[start of Records supplied]

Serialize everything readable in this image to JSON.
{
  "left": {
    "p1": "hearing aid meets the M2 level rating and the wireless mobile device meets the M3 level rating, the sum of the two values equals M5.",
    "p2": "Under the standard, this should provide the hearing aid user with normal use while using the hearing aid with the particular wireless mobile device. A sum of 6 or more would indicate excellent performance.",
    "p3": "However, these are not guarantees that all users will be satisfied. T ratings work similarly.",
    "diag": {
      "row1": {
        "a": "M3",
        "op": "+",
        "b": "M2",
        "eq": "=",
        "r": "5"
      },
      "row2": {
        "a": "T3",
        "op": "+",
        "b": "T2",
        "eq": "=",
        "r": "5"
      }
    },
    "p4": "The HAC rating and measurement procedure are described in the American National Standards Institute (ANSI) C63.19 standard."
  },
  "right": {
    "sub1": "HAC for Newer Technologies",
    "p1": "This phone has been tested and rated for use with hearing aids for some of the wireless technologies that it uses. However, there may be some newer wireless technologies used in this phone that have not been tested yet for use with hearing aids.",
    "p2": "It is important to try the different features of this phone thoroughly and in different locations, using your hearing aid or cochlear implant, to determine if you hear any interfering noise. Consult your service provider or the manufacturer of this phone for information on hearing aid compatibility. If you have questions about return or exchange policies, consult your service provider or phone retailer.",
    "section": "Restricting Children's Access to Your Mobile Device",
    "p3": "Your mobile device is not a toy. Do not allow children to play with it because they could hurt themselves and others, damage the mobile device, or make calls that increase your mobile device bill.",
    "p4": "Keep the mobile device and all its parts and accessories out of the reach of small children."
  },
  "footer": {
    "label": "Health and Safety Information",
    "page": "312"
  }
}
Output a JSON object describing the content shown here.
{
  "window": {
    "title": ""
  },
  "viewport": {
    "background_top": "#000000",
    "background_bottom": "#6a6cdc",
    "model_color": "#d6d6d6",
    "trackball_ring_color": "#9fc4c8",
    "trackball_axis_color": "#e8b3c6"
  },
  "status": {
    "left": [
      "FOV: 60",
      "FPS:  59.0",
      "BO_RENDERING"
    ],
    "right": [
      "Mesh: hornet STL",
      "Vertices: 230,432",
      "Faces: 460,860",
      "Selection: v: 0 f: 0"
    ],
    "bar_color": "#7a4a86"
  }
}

[end of Records supplied]

### Required task
Copy every line in the records above that contains the word "have".

### Finished answer
    "p1": "This phone has been tested and rated for use with hearing aids for some of the wireless technologies that it uses. However, there may be some newer wireless technologies used in this phone that have not been tested yet for use with hearing aids.",
    "p2": "It is important to try the different features of this phone thoroughly and in different locations, using your hearing aid or cochlear implant, to determine if you hear any interfering noise. Consult your service provider or the manufacturer of this phone for information on hearing aid compatibility. If you have questions about return or exchange policies, consult your service provider or phone retailer.",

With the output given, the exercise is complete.